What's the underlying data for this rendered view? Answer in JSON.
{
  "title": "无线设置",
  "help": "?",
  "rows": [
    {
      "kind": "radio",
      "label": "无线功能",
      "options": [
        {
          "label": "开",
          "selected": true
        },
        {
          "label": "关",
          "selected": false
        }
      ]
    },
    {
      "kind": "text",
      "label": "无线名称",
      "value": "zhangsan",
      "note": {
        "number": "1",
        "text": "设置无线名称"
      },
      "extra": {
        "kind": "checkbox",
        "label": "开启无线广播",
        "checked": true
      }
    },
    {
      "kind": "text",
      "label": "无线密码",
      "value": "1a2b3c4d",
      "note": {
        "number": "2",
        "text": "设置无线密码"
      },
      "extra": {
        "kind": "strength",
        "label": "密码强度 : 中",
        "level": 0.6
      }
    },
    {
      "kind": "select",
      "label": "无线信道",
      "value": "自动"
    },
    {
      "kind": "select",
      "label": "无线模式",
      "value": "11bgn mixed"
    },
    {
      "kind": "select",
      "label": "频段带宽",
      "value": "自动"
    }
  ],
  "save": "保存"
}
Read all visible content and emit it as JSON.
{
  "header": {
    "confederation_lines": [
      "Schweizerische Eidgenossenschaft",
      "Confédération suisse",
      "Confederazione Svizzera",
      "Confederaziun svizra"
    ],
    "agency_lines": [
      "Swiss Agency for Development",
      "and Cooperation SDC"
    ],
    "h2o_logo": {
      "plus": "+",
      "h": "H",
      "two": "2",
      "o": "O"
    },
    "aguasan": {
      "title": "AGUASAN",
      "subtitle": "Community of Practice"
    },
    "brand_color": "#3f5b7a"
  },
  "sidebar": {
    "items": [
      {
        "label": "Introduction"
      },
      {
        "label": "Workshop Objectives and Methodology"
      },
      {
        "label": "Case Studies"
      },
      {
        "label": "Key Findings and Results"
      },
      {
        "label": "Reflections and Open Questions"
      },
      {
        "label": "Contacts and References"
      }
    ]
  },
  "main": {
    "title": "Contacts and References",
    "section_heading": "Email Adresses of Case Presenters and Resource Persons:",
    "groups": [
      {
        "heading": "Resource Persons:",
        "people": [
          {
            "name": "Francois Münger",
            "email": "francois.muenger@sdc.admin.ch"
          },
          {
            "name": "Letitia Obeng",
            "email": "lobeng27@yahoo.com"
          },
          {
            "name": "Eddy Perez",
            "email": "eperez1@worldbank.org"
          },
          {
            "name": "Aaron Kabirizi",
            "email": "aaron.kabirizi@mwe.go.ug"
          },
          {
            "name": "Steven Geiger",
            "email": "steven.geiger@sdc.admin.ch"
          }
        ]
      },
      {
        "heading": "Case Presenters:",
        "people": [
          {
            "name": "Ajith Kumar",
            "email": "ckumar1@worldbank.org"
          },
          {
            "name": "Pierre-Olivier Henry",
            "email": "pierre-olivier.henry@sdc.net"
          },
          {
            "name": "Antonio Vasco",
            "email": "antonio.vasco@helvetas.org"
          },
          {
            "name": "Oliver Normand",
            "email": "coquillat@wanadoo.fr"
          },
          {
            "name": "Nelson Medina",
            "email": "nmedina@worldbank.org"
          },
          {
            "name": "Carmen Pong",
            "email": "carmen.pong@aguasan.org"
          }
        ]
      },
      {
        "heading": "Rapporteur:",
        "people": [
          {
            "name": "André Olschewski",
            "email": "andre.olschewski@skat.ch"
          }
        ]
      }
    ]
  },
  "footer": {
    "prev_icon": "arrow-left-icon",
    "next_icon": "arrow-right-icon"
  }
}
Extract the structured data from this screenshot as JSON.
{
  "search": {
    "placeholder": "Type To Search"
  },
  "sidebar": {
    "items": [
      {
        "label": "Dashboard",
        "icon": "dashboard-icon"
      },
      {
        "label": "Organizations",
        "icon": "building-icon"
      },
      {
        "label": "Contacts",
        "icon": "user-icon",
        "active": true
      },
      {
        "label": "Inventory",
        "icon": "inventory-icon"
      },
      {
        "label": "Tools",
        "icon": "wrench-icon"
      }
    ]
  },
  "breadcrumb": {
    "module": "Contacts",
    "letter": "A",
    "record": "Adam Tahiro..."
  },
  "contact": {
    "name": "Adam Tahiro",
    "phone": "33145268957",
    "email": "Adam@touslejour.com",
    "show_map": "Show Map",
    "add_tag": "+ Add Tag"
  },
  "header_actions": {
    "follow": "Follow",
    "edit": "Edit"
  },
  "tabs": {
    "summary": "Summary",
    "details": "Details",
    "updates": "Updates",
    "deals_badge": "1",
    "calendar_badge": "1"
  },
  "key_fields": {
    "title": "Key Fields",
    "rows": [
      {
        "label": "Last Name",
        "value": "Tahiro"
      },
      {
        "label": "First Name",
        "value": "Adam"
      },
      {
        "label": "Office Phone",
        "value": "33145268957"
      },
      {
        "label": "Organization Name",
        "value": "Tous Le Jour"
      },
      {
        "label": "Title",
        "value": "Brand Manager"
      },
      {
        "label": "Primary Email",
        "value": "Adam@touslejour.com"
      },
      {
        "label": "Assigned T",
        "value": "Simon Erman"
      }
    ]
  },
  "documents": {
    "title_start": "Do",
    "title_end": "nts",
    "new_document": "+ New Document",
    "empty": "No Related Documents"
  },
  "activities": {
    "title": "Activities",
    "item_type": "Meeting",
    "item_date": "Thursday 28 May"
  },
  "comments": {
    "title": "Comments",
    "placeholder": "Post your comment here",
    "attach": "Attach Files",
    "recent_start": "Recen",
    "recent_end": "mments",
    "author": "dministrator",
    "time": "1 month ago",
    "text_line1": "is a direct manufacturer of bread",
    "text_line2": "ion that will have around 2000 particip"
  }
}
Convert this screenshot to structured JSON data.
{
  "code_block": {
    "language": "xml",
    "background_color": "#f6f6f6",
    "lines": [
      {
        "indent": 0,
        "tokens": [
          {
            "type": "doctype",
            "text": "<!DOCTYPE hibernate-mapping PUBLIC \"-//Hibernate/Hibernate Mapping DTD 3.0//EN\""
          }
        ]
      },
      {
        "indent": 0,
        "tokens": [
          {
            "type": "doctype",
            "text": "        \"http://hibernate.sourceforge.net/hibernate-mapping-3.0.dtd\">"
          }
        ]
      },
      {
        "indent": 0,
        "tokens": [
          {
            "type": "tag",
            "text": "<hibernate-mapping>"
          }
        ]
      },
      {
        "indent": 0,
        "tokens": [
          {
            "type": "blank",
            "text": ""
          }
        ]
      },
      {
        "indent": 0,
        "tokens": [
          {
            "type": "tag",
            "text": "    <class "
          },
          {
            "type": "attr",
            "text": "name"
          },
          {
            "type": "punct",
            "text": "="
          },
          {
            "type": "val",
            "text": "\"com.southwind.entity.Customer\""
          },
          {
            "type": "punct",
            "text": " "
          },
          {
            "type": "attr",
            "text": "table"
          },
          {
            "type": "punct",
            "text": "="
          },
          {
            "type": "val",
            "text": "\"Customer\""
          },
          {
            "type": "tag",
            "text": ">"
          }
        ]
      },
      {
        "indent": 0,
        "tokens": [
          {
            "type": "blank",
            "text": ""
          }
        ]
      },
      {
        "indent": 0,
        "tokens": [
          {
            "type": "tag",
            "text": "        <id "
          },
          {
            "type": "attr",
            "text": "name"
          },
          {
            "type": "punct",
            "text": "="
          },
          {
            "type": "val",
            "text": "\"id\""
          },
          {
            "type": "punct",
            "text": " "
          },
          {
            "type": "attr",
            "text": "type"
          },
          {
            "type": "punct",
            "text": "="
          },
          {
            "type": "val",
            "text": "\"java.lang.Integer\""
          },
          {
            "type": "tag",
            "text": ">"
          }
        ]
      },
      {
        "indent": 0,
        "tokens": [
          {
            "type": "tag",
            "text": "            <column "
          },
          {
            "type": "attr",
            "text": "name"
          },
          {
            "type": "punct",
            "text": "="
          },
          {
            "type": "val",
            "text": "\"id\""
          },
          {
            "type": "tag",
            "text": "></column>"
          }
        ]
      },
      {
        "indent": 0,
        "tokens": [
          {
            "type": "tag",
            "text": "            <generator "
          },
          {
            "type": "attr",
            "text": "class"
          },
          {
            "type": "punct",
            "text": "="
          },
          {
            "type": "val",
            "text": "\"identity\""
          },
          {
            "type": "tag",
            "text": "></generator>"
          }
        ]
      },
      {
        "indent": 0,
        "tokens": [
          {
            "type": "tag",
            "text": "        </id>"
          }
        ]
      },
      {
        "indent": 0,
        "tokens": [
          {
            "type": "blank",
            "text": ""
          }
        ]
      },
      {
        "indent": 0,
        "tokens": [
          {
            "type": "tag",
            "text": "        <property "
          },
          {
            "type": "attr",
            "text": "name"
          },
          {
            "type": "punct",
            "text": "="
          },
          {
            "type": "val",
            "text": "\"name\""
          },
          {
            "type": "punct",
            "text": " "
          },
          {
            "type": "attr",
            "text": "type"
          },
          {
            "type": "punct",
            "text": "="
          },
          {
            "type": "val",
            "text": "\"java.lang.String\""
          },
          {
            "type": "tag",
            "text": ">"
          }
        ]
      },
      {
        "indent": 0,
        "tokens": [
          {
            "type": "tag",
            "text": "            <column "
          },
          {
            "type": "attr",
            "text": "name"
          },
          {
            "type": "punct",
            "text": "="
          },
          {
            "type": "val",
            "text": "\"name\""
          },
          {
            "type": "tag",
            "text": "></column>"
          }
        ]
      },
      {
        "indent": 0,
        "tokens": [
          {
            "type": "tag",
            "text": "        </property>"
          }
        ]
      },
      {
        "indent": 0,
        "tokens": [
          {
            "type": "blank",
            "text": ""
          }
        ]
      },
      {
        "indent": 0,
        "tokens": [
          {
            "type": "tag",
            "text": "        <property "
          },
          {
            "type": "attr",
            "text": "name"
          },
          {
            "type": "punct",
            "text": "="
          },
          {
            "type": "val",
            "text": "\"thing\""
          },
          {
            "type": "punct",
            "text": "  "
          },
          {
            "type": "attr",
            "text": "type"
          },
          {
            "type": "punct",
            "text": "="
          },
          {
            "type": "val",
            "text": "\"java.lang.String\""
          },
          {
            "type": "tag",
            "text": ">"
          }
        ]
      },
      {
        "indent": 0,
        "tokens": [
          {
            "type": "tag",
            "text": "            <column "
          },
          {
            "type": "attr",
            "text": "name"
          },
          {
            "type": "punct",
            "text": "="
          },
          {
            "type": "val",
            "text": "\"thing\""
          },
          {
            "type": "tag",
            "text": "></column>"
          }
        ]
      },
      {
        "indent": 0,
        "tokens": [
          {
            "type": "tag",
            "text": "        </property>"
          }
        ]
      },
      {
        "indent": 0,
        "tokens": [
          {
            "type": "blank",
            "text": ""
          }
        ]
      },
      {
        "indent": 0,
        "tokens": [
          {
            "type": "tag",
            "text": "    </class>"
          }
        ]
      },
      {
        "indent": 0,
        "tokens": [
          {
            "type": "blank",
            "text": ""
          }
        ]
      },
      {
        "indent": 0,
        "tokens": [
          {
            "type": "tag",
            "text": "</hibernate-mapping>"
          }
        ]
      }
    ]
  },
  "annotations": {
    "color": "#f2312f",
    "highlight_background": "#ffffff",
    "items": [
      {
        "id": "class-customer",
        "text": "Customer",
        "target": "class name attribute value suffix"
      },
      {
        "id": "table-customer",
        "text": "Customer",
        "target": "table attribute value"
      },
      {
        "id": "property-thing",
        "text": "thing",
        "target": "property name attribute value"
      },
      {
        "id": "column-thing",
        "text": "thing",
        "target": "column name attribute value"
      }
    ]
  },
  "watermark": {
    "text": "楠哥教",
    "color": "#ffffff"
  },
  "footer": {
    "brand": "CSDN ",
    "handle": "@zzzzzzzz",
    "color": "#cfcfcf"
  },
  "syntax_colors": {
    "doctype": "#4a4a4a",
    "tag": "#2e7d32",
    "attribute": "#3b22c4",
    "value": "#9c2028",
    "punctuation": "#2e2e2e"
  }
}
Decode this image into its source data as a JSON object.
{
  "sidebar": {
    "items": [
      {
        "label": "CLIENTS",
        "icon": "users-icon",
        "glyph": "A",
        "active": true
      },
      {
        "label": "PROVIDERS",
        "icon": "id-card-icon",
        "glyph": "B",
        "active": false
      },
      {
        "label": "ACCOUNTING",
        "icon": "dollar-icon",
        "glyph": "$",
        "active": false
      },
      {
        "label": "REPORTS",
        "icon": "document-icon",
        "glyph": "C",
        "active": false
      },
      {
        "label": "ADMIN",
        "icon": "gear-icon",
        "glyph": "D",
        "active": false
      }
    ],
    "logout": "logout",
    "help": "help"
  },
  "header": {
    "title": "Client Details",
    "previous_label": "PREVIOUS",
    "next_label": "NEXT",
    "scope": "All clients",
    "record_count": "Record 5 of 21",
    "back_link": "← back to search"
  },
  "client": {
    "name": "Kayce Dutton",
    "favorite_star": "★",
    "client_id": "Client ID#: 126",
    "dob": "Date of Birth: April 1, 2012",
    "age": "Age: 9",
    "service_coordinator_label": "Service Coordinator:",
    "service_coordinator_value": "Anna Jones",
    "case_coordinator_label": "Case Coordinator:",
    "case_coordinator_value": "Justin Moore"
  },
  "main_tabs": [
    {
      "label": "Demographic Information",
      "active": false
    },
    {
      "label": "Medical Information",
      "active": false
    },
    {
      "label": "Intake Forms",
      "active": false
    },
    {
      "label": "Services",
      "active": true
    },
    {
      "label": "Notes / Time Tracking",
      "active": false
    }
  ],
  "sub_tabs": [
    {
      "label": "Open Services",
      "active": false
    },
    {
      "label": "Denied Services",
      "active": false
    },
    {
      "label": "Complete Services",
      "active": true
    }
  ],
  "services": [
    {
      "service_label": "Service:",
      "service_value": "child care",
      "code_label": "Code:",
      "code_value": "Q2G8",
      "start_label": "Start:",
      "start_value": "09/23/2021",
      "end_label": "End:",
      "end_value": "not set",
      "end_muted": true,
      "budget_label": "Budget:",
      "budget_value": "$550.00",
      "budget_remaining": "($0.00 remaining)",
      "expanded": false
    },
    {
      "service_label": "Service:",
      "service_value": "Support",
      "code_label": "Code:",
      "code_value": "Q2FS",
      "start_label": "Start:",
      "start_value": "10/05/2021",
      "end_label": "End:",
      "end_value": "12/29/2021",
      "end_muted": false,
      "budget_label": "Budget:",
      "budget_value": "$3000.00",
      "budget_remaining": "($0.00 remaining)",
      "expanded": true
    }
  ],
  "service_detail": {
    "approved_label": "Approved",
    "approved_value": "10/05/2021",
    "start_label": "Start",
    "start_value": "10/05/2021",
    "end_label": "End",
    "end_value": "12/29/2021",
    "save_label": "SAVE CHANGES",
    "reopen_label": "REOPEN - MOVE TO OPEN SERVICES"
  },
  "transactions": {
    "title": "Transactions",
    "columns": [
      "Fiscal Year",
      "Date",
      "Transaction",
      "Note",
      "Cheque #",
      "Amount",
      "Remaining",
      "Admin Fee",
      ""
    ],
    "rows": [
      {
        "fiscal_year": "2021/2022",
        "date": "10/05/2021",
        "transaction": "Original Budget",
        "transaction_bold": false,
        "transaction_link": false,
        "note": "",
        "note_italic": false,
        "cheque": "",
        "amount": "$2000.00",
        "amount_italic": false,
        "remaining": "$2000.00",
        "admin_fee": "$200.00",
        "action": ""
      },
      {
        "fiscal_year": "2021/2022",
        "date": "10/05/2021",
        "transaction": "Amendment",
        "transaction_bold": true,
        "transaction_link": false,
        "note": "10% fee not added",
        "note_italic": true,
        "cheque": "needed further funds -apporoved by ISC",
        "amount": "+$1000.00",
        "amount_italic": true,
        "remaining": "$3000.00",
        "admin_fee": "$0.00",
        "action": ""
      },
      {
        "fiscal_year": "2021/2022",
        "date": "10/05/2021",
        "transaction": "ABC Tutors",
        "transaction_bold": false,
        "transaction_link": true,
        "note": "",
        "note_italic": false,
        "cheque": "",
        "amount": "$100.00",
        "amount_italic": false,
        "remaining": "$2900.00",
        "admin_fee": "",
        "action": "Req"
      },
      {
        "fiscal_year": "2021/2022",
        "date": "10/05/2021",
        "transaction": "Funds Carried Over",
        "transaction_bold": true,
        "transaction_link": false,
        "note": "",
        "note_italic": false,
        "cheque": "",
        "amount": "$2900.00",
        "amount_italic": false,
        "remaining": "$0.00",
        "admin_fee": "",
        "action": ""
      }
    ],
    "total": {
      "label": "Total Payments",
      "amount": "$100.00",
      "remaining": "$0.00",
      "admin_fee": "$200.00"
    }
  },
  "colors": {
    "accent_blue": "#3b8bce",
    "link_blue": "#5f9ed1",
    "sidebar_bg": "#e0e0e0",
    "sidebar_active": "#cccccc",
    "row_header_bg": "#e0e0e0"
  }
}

++++++++++

PROBLEM STATEMENT —
Go through the records above, find every line with the word "touslejour", and list those lines.

EXERCISE ANSWER —
    "email": "Adam@touslejour.com",
        "value": "Adam@touslejour.com"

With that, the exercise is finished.